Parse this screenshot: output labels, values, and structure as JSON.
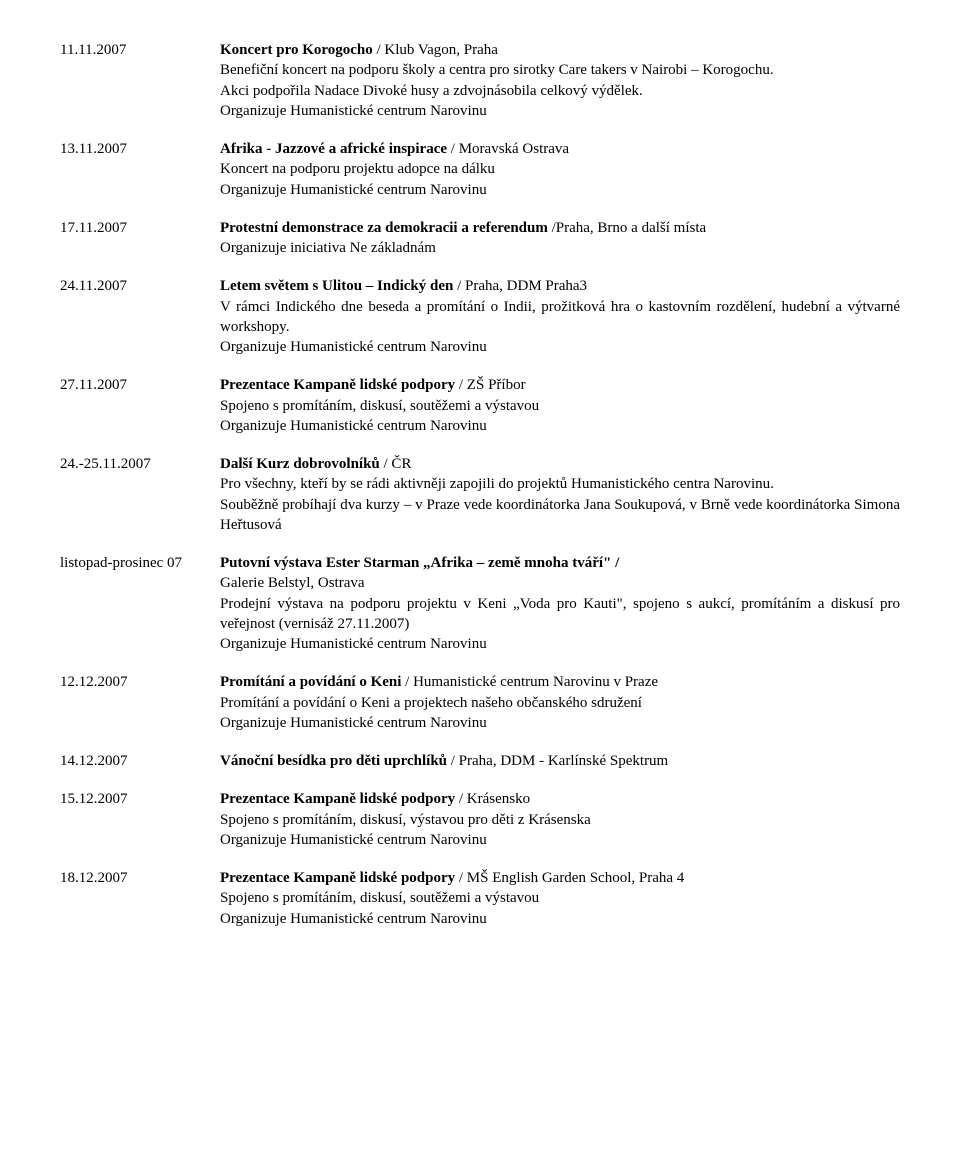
{
  "events": [
    {
      "date": "11.11.2007",
      "title_pre": "Koncert pro Korogocho",
      "title_suf": " / Klub Vagon, Praha",
      "lines": [
        "Benefiční koncert na podporu školy a centra pro sirotky Care takers v Nairobi – Korogochu.",
        "Akci podpořila Nadace Divoké husy a zdvojnásobila celkový výdělek.",
        "Organizuje Humanistické centrum Narovinu"
      ],
      "justify": false
    },
    {
      "date": "13.11.2007",
      "title_pre": "Afrika - Jazzové a africké inspirace",
      "title_suf": " / Moravská Ostrava",
      "lines": [
        "Koncert na podporu projektu adopce na dálku",
        "Organizuje Humanistické centrum Narovinu"
      ],
      "justify": false
    },
    {
      "date": "17.11.2007",
      "title_pre": "Protestní demonstrace za demokracii a referendum ",
      "title_suf": "/Praha, Brno a další místa",
      "lines": [
        "Organizuje iniciativa Ne základnám"
      ],
      "justify": false
    },
    {
      "date": "24.11.2007",
      "title_pre": "Letem světem s Ulitou – Indický den",
      "title_suf": " / Praha, DDM Praha3",
      "lines": [
        "V rámci Indického dne beseda a promítání o Indii, prožitková hra o kastovním rozdělení, hudební a výtvarné workshopy.",
        "Organizuje Humanistické centrum Narovinu"
      ],
      "justify": true
    },
    {
      "date": "27.11.2007",
      "title_pre": "Prezentace Kampaně lidské podpory",
      "title_suf": " / ZŠ Příbor",
      "lines": [
        "Spojeno s promítáním, diskusí, soutěžemi a výstavou",
        "Organizuje Humanistické centrum Narovinu"
      ],
      "justify": false
    },
    {
      "date": "24.-25.11.2007",
      "title_pre": "Další Kurz dobrovolníků",
      "title_suf": " / ČR",
      "lines": [
        "Pro všechny, kteří by se rádi aktivněji zapojili do projektů Humanistického centra Narovinu.",
        "Souběžně probíhají dva kurzy – v Praze vede koordinátorka Jana Soukupová, v Brně vede koordinátorka Simona Heřtusová"
      ],
      "justify": true
    },
    {
      "date": "listopad-prosinec 07",
      "title_pre": "Putovní výstava Ester Starman „Afrika – země mnoha tváří\" /",
      "title_suf": "",
      "lines": [
        "Galerie Belstyl, Ostrava",
        "Prodejní výstava na podporu projektu v Keni „Voda pro Kauti\", spojeno s aukcí, promítáním a diskusí pro veřejnost (vernisáž 27.11.2007)",
        "Organizuje Humanistické centrum Narovinu"
      ],
      "justify": true
    },
    {
      "date": "12.12.2007",
      "title_pre": "Promítání a povídání o Keni",
      "title_suf": " / Humanistické centrum Narovinu v Praze",
      "lines": [
        "Promítání a povídání o Keni a projektech našeho občanského sdružení",
        "Organizuje Humanistické centrum Narovinu"
      ],
      "justify": false
    },
    {
      "date": "14.12.2007",
      "title_pre": "Vánoční besídka pro děti uprchlíků",
      "title_suf": " / Praha, DDM - Karlínské Spektrum",
      "lines": [],
      "justify": false
    },
    {
      "date": "15.12.2007",
      "title_pre": "Prezentace Kampaně lidské podpory",
      "title_suf": " / Krásensko",
      "lines": [
        "Spojeno s promítáním, diskusí, výstavou pro děti z Krásenska",
        "Organizuje Humanistické centrum Narovinu"
      ],
      "justify": false
    },
    {
      "date": "18.12.2007",
      "title_pre": "Prezentace Kampaně lidské podpory",
      "title_suf": " / MŠ English Garden School, Praha 4",
      "lines": [
        "Spojeno s promítáním, diskusí, soutěžemi a výstavou",
        "Organizuje Humanistické centrum Narovinu"
      ],
      "justify": false
    }
  ]
}
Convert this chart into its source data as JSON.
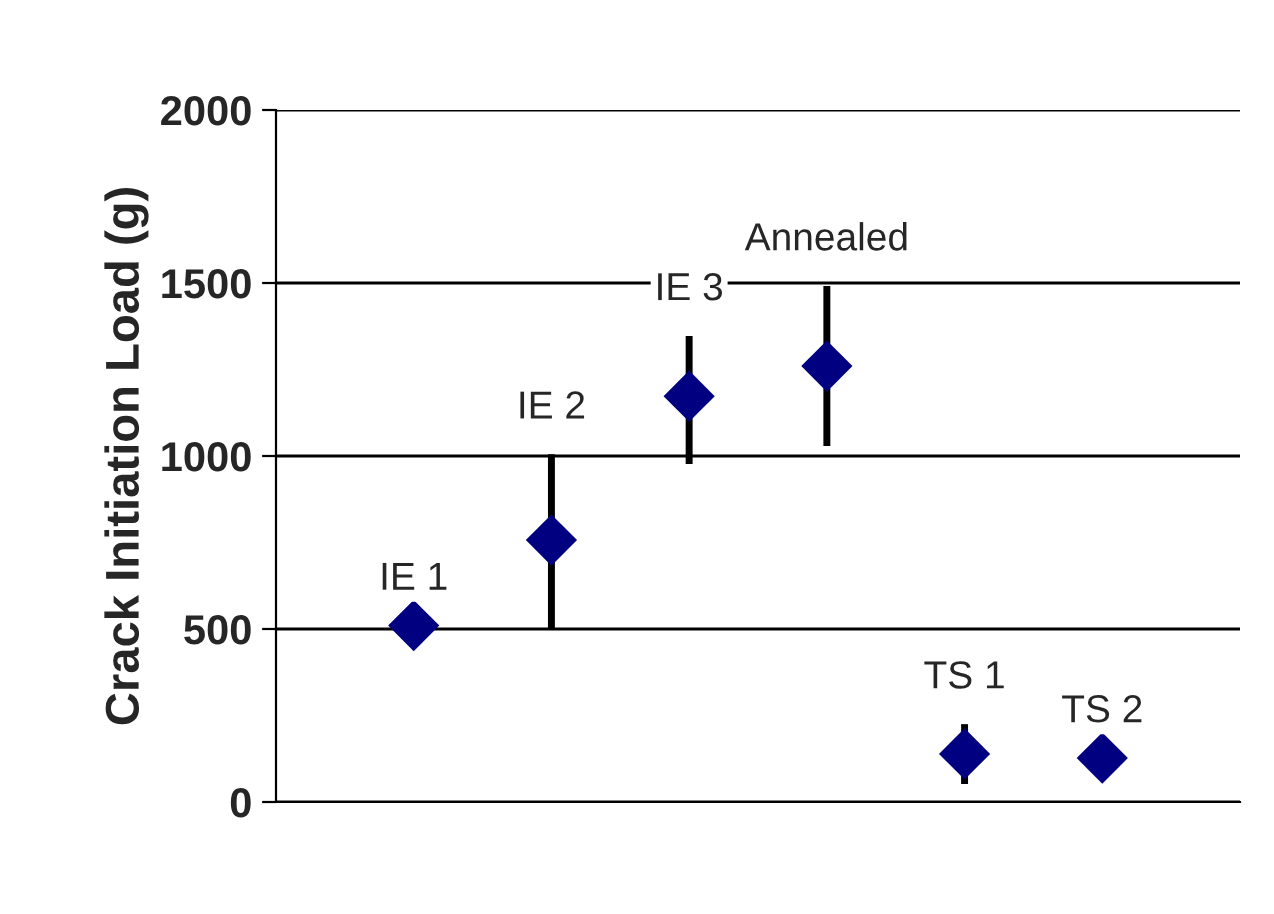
{
  "chart_data": {
    "type": "scatter",
    "ylabel": "Crack Initiation Load (g)",
    "categories": [
      null,
      null,
      null,
      null,
      null,
      null
    ],
    "values": [
      510,
      757,
      1173,
      1260,
      139,
      127
    ],
    "errors": [
      null,
      [
        500,
        1005
      ],
      [
        977,
        1347
      ],
      [
        1029,
        1491
      ],
      [
        52,
        225
      ],
      null
    ],
    "color": "#000080",
    "marker": "diamond",
    "ylim": [
      0,
      2000
    ],
    "yticks": [
      0,
      500,
      1000,
      1500,
      2000
    ],
    "grid": "y",
    "annotations": [
      "IE 1",
      "IE 2",
      "IE 3",
      "Annealed",
      "TS 1",
      "TS 2"
    ]
  }
}
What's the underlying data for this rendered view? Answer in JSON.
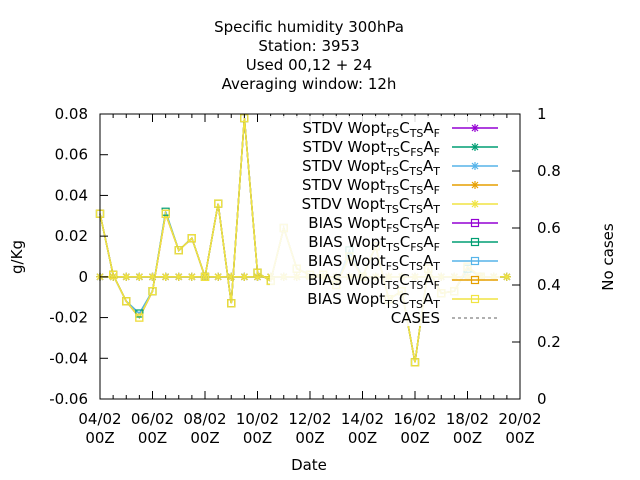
{
  "chart_data": {
    "type": "line",
    "title_lines": [
      "Specific humidity 300hPa",
      "Station:      3953",
      "Used  00,12  + 24",
      "Averaging window: 12h"
    ],
    "xlabel": "Date",
    "ylabel": "g/Kg",
    "y2label": "No cases",
    "ylim": [
      -0.06,
      0.08
    ],
    "y2lim": [
      0,
      1
    ],
    "yticks": [
      "0.08",
      "0.06",
      "0.04",
      "0.02",
      "0",
      "-0.02",
      "-0.04",
      "-0.06"
    ],
    "y2ticks": [
      "1",
      "0.8",
      "0.6",
      "0.4",
      "0.2",
      "0"
    ],
    "xtick_labels": [
      [
        "04/02",
        "00Z"
      ],
      [
        "06/02",
        "00Z"
      ],
      [
        "08/02",
        "00Z"
      ],
      [
        "10/02",
        "00Z"
      ],
      [
        "12/02",
        "00Z"
      ],
      [
        "14/02",
        "00Z"
      ],
      [
        "16/02",
        "00Z"
      ],
      [
        "18/02",
        "00Z"
      ],
      [
        "20/02",
        "00Z"
      ]
    ],
    "x_days": [
      0,
      0.5,
      1,
      1.5,
      2,
      2.5,
      3,
      3.5,
      4,
      4.5,
      5,
      5.5,
      6,
      6.5,
      7,
      7.5,
      8,
      8.5,
      9,
      9.5,
      10,
      10.5,
      11,
      11.5,
      12,
      12.5,
      13,
      13.5,
      14,
      14.5,
      15,
      15.5
    ],
    "legend": [
      {
        "text": "STDV Wopt",
        "subs": [
          "FS",
          "T",
          "S",
          "F"
        ],
        "color": "#9400d3",
        "marker": "star"
      },
      {
        "text": "STDV Wopt",
        "subs": [
          "TS",
          "F",
          "S",
          "F"
        ],
        "color": "#009e73",
        "marker": "star"
      },
      {
        "text": "STDV Wopt",
        "subs": [
          "FS",
          "T",
          "S",
          "T"
        ],
        "color": "#56b4e9",
        "marker": "star"
      },
      {
        "text": "STDV Wopt",
        "subs": [
          "TS",
          "T",
          "S",
          "F"
        ],
        "color": "#e69f00",
        "marker": "star"
      },
      {
        "text": "STDV Wopt",
        "subs": [
          "TS",
          "T",
          "S",
          "T"
        ],
        "color": "#f0e442",
        "marker": "star"
      },
      {
        "text": "BIAS Wopt",
        "subs": [
          "FS",
          "T",
          "S",
          "F"
        ],
        "color": "#9400d3",
        "marker": "square"
      },
      {
        "text": "BIAS Wopt",
        "subs": [
          "TS",
          "F",
          "S",
          "F"
        ],
        "color": "#009e73",
        "marker": "square"
      },
      {
        "text": "BIAS Wopt",
        "subs": [
          "FS",
          "T",
          "S",
          "T"
        ],
        "color": "#56b4e9",
        "marker": "square"
      },
      {
        "text": "BIAS Wopt",
        "subs": [
          "TS",
          "T",
          "S",
          "F"
        ],
        "color": "#e69f00",
        "marker": "square"
      },
      {
        "text": "BIAS Wopt",
        "subs": [
          "TS",
          "T",
          "S",
          "T"
        ],
        "color": "#f0e442",
        "marker": "square"
      },
      {
        "text": "CASES",
        "subs": [],
        "color": "#808080",
        "marker": "dash"
      }
    ],
    "series": {
      "stdv": [
        0,
        0,
        0,
        0,
        0,
        0,
        0,
        0,
        0,
        0,
        0,
        0,
        0,
        0,
        0,
        0,
        0,
        0,
        0,
        0,
        0,
        0,
        0,
        0,
        0,
        0,
        0,
        0,
        0,
        0,
        0,
        0
      ],
      "bias_main": [
        0.031,
        0.001,
        -0.012,
        -0.02,
        -0.007,
        0.031,
        0.013,
        0.019,
        0.0,
        0.036,
        -0.013,
        0.078,
        0.002,
        -0.002,
        0.024,
        0.004,
        0.001,
        0.001,
        -0.004,
        0.01,
        0.0,
        0.015,
        -0.011,
        -0.007,
        -0.042,
        0.004,
        -0.008,
        -0.007,
        0.005,
        0.0
      ],
      "bias_green": [
        0.031,
        0.001,
        -0.012,
        -0.018,
        -0.007,
        0.032,
        0.013,
        0.019,
        0.0,
        0.036,
        -0.013,
        0.078,
        0.002,
        -0.002,
        0.024,
        0.004,
        0.001,
        0.001,
        -0.004,
        0.013,
        0.0,
        0.015,
        -0.011,
        -0.007,
        -0.042,
        0.004,
        -0.008,
        -0.007,
        0.004,
        0.0
      ]
    }
  }
}
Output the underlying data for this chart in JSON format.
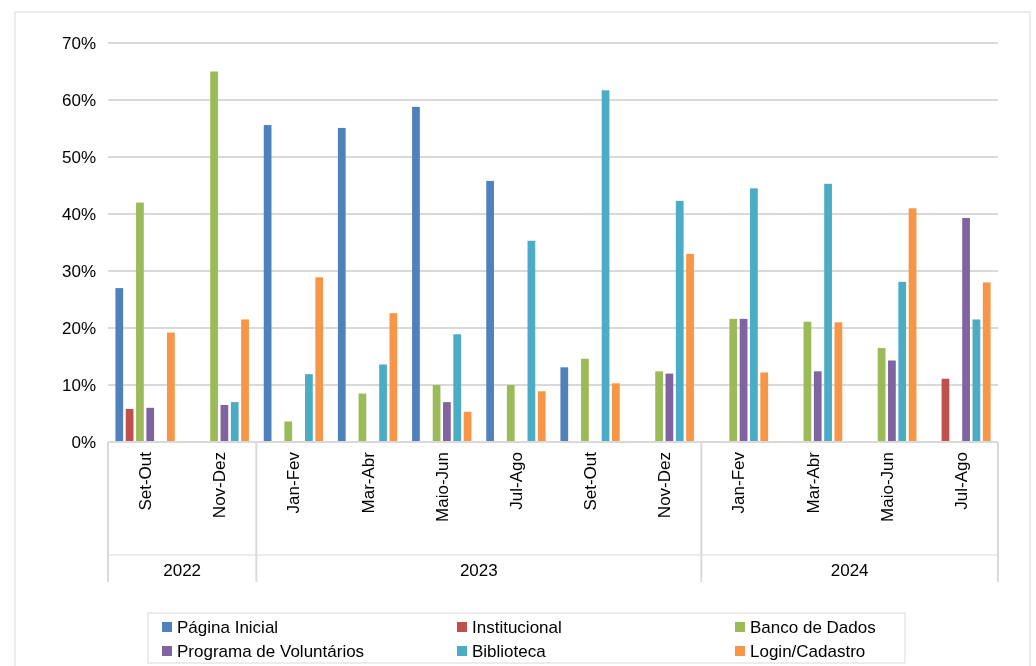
{
  "chart_data": {
    "type": "bar",
    "categories": [
      "Set-Out",
      "Nov-Dez",
      "Jan-Fev",
      "Mar-Abr",
      "Maio-Jun",
      "Jul-Ago",
      "Set-Out",
      "Nov-Dez",
      "Jan-Fev",
      "Mar-Abr",
      "Maio-Jun",
      "Jul-Ago"
    ],
    "series": [
      {
        "name": "Página Inicial",
        "color": "#4f81bd",
        "values": [
          27,
          null,
          55.6,
          55.1,
          58.8,
          45.8,
          13.1,
          null,
          null,
          null,
          null,
          null
        ]
      },
      {
        "name": "Institucional",
        "color": "#c0504d",
        "values": [
          5.8,
          null,
          null,
          null,
          null,
          null,
          null,
          null,
          null,
          null,
          null,
          11.1
        ]
      },
      {
        "name": "Banco de Dados",
        "color": "#9bbb59",
        "values": [
          42,
          65,
          3.6,
          8.5,
          10,
          10,
          14.6,
          12.4,
          21.6,
          21.1,
          16.5,
          null
        ]
      },
      {
        "name": "Programa de Voluntários",
        "color": "#8064a2",
        "values": [
          6,
          6.5,
          null,
          null,
          7,
          null,
          null,
          12,
          21.6,
          12.4,
          14.3,
          39.3
        ]
      },
      {
        "name": "Biblioteca",
        "color": "#4bacc6",
        "values": [
          null,
          7,
          11.9,
          13.6,
          18.9,
          35.3,
          61.7,
          42.3,
          44.5,
          45.3,
          28.1,
          21.5
        ]
      },
      {
        "name": "Login/Cadastro",
        "color": "#f79646",
        "values": [
          19.2,
          21.5,
          28.9,
          22.6,
          5.3,
          8.9,
          10.3,
          33,
          12.2,
          21,
          41,
          28
        ]
      }
    ],
    "ylim": [
      0,
      70
    ],
    "yticks": [
      {
        "value": 0,
        "label": "0%"
      },
      {
        "value": 10,
        "label": "10%"
      },
      {
        "value": 20,
        "label": "20%"
      },
      {
        "value": 30,
        "label": "30%"
      },
      {
        "value": 40,
        "label": "40%"
      },
      {
        "value": 50,
        "label": "50%"
      },
      {
        "value": 60,
        "label": "60%"
      },
      {
        "value": 70,
        "label": "70%"
      }
    ],
    "grid": "y",
    "legend": "bottom",
    "annotations": [
      "2022",
      "2023",
      "2024"
    ]
  }
}
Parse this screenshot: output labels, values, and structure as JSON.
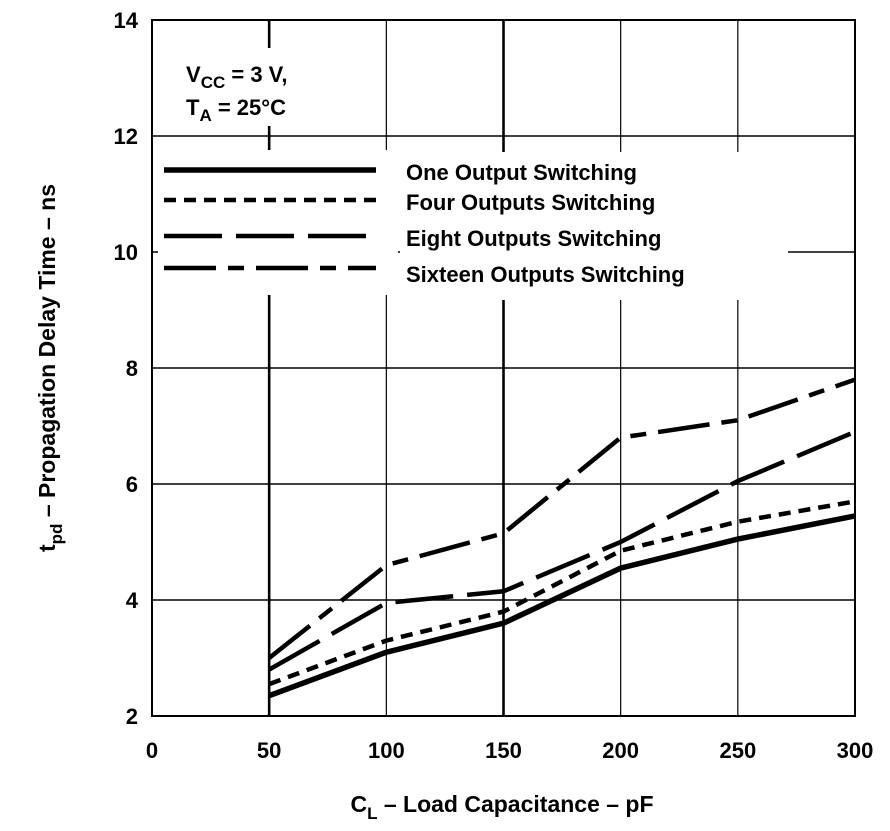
{
  "chart_data": {
    "type": "line",
    "xlabel": {
      "main": "C",
      "sub": "L",
      "rest": " – Load Capacitance – pF"
    },
    "ylabel": {
      "main": "t",
      "sub": "pd",
      "rest": " – Propagation Delay Time – ns"
    },
    "xlim": [
      0,
      300
    ],
    "ylim": [
      2,
      14
    ],
    "xticks": [
      0,
      50,
      100,
      150,
      200,
      250,
      300
    ],
    "yticks": [
      2,
      4,
      6,
      8,
      10,
      12,
      14
    ],
    "grid": true,
    "legend_placement": "top-left",
    "annotation": {
      "line1": {
        "main": "V",
        "sub": "CC",
        "rest": " = 3 V,"
      },
      "line2": {
        "main": "T",
        "sub": "A",
        "rest": " = 25°C"
      }
    },
    "x": [
      50,
      100,
      150,
      200,
      250,
      300
    ],
    "series": [
      {
        "name": "One Output Switching",
        "style": "solid",
        "values": [
          2.35,
          3.1,
          3.6,
          4.55,
          5.05,
          5.45
        ]
      },
      {
        "name": "Four Outputs Switching",
        "style": "dotted",
        "values": [
          2.55,
          3.3,
          3.8,
          4.85,
          5.35,
          5.7
        ]
      },
      {
        "name": "Eight Outputs Switching",
        "style": "long-dash",
        "values": [
          2.8,
          3.95,
          4.15,
          5.0,
          6.05,
          6.9
        ]
      },
      {
        "name": "Sixteen Outputs Switching",
        "style": "dash-dot",
        "values": [
          3.0,
          4.6,
          5.15,
          6.8,
          7.1,
          7.8
        ]
      }
    ]
  }
}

****************************************

What you are asked to do. Find the number of lines in which the word "Praze" occurs, and write nothing but that number.

Full response. 2